* **Request**
Could you write out the records below exactly as they appear, leaving out any pictures?

* **Exercise materials**
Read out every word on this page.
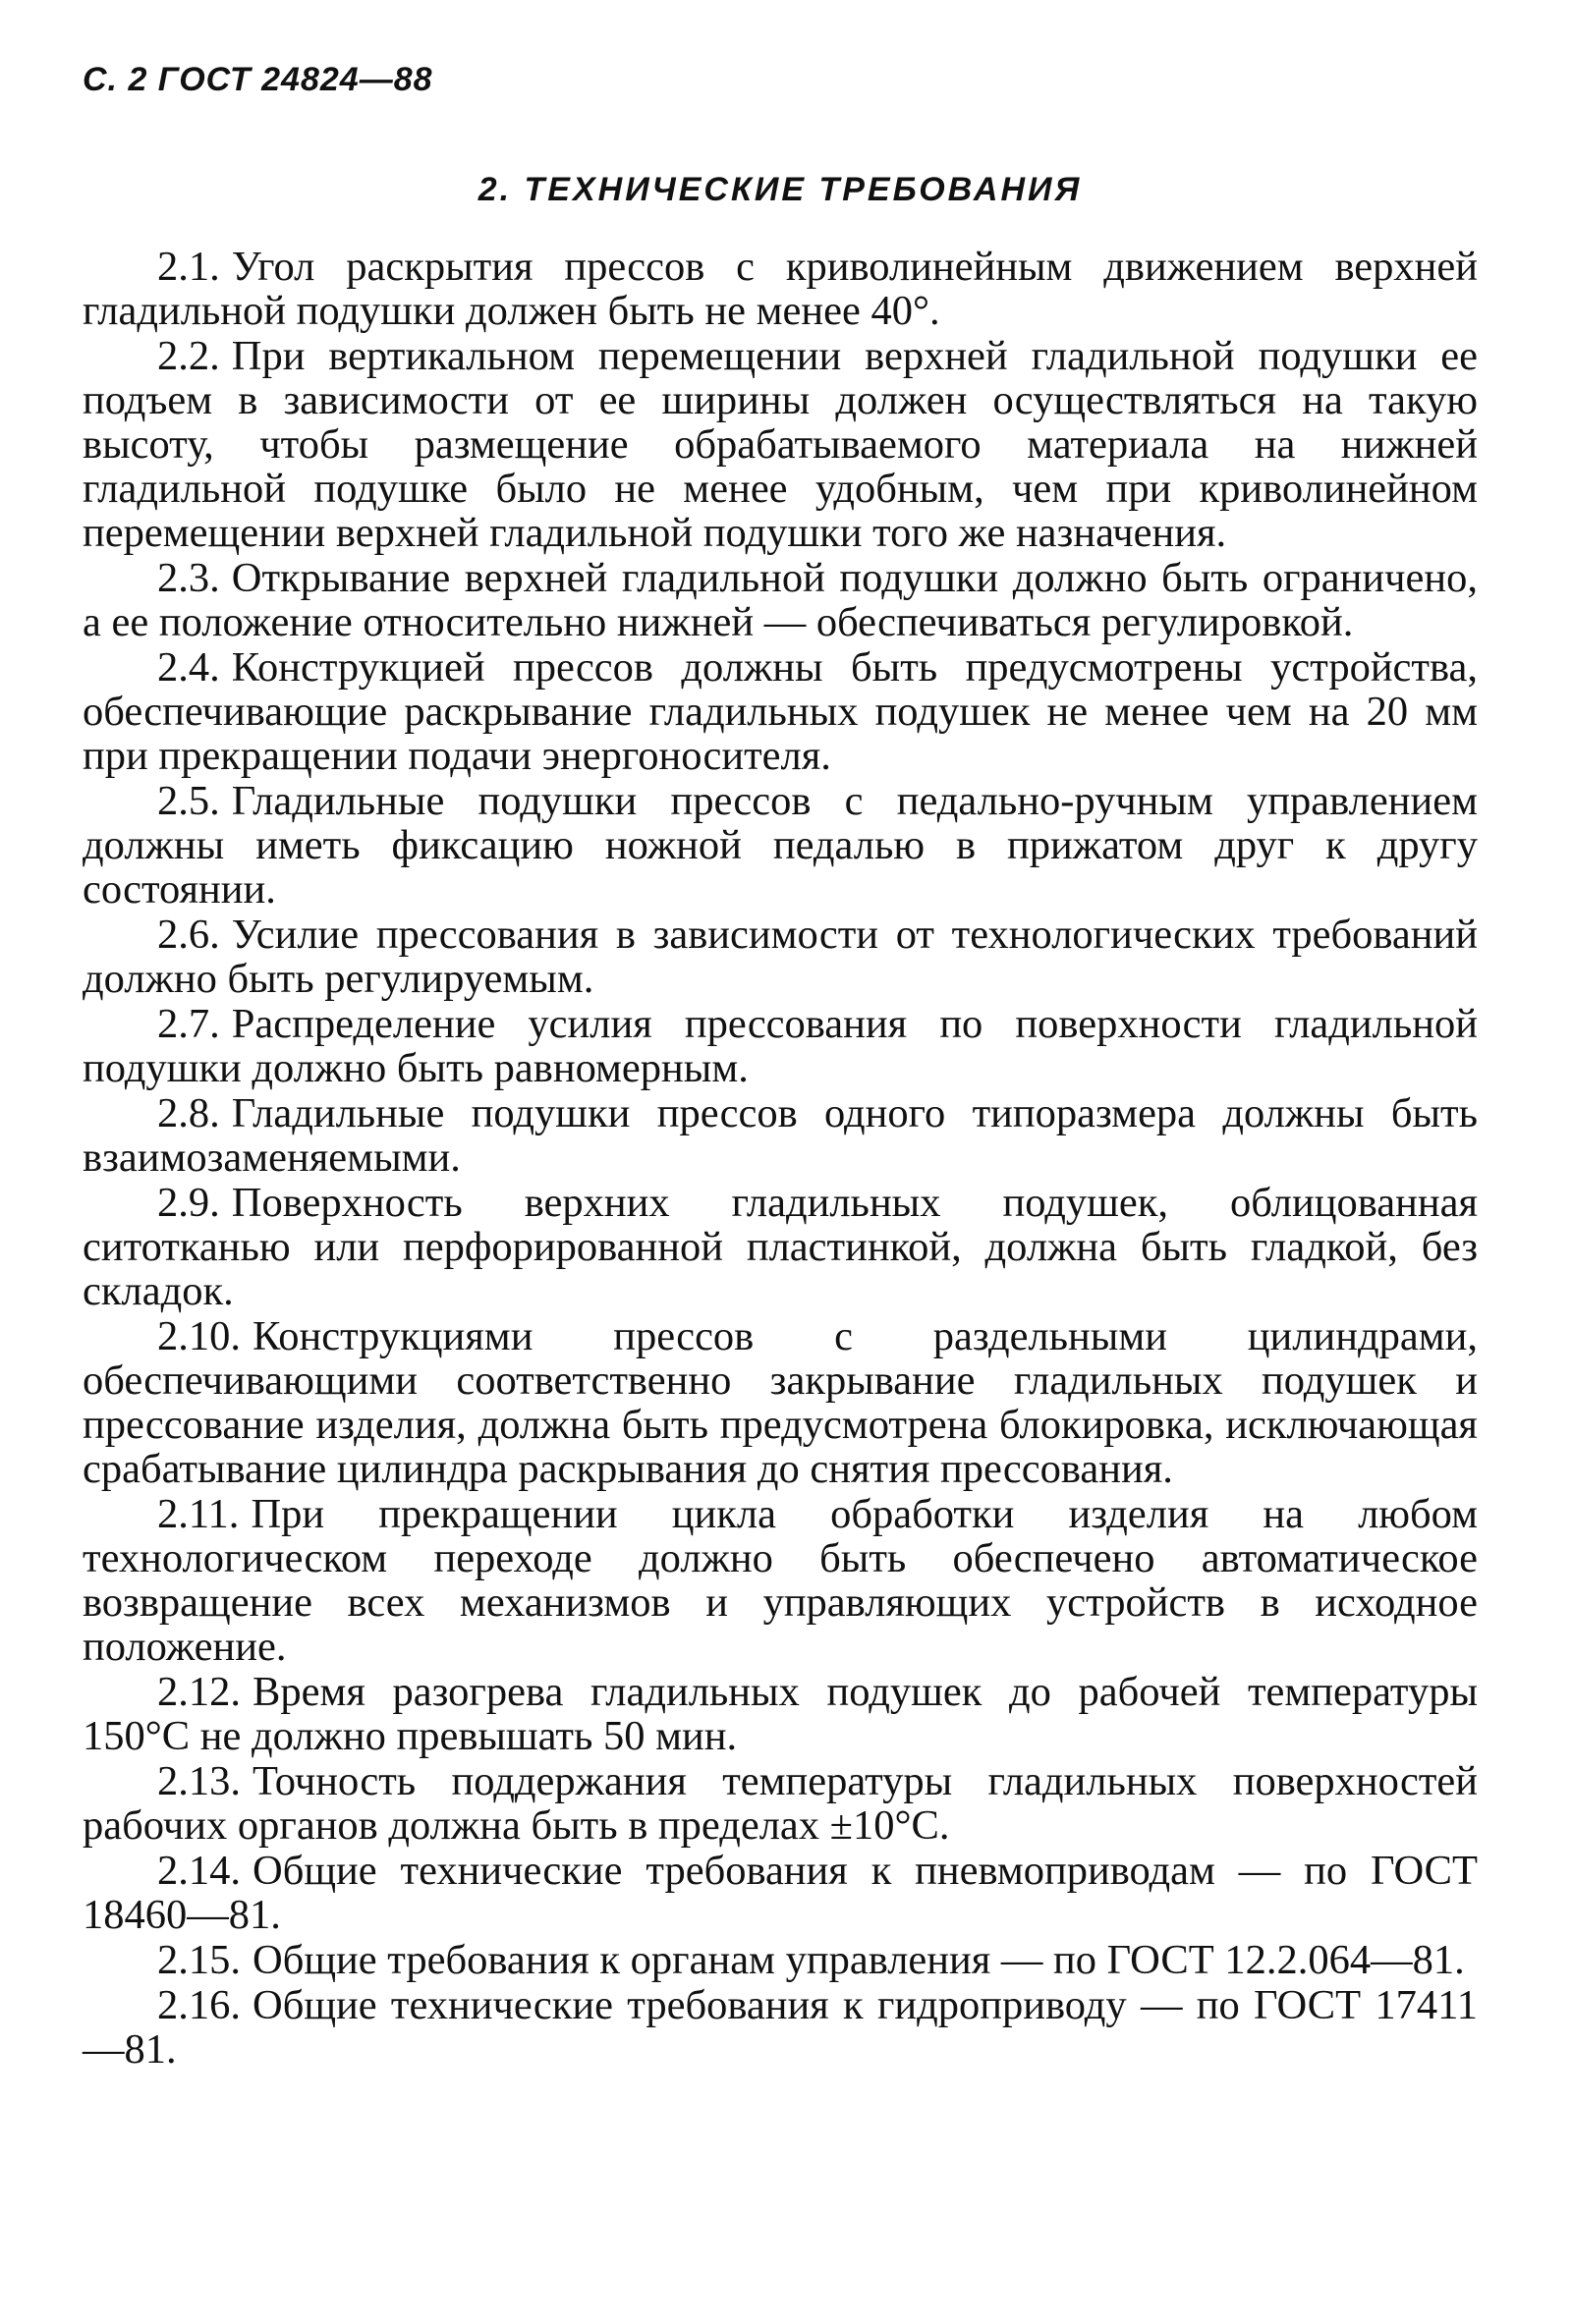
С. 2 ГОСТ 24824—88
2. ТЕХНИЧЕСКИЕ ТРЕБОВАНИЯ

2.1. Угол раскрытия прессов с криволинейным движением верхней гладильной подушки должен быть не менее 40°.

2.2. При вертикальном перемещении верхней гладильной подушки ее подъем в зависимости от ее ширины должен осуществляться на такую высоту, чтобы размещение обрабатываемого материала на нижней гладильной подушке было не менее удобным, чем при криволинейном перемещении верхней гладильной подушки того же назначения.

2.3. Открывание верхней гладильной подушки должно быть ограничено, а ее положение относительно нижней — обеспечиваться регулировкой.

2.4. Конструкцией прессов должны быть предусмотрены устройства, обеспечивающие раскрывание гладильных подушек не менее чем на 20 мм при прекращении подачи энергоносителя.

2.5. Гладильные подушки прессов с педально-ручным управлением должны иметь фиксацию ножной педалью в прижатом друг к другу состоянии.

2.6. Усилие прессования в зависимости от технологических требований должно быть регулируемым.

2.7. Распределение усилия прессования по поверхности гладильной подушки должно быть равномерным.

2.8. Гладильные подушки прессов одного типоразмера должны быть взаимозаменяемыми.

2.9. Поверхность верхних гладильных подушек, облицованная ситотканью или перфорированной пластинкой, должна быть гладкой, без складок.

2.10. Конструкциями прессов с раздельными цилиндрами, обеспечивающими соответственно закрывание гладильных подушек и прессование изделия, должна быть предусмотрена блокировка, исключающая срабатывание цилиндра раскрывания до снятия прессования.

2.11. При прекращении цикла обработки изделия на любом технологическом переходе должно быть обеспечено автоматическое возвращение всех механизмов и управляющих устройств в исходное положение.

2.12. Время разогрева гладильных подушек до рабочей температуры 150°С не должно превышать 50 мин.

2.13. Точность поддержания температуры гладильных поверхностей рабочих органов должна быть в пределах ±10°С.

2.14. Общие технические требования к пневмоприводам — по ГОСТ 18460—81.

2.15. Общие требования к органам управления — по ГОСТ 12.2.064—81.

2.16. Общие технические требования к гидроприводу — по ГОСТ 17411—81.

* **Response**
Read out every word on this page.
С. 2 ГОСТ 24824—88
2. ТЕХНИЧЕСКИЕ ТРЕБОВАНИЯ

2.1. Угол раскрытия прессов с криволинейным движением верхней гладильной подушки должен быть не менее 40°.

2.2. При вертикальном перемещении верхней гладильной подушки ее подъем в зависимости от ее ширины должен осуществляться на такую высоту, чтобы размещение обрабатываемого материала на нижней гладильной подушке было не менее удобным, чем при криволинейном перемещении верхней гладильной подушки того же назначения.

2.3. Открывание верхней гладильной подушки должно быть ограничено, а ее положение относительно нижней — обеспечиваться регулировкой.

2.4. Конструкцией прессов должны быть предусмотрены устройства, обеспечивающие раскрывание гладильных подушек не менее чем на 20 мм при прекращении подачи энергоносителя.

2.5. Гладильные подушки прессов с педально-ручным управлением должны иметь фиксацию ножной педалью в прижатом друг к другу состоянии.

2.6. Усилие прессования в зависимости от технологических требований должно быть регулируемым.

2.7. Распределение усилия прессования по поверхности гладильной подушки должно быть равномерным.

2.8. Гладильные подушки прессов одного типоразмера должны быть взаимозаменяемыми.

2.9. Поверхность верхних гладильных подушек, облицованная ситотканью или перфорированной пластинкой, должна быть гладкой, без складок.

2.10. Конструкциями прессов с раздельными цилиндрами, обеспечивающими соответственно закрывание гладильных подушек и прессование изделия, должна быть предусмотрена блокировка, исключающая срабатывание цилиндра раскрывания до снятия прессования.

2.11. При прекращении цикла обработки изделия на любом технологическом переходе должно быть обеспечено автоматическое возвращение всех механизмов и управляющих устройств в исходное положение.

2.12. Время разогрева гладильных подушек до рабочей температуры 150°С не должно превышать 50 мин.

2.13. Точность поддержания температуры гладильных поверхностей рабочих органов должна быть в пределах ±10°С.

2.14. Общие технические требования к пневмоприводам — по ГОСТ 18460—81.

2.15. Общие требования к органам управления — по ГОСТ 12.2.064—81.

2.16. Общие технические требования к гидроприводу — по ГОСТ 17411—81.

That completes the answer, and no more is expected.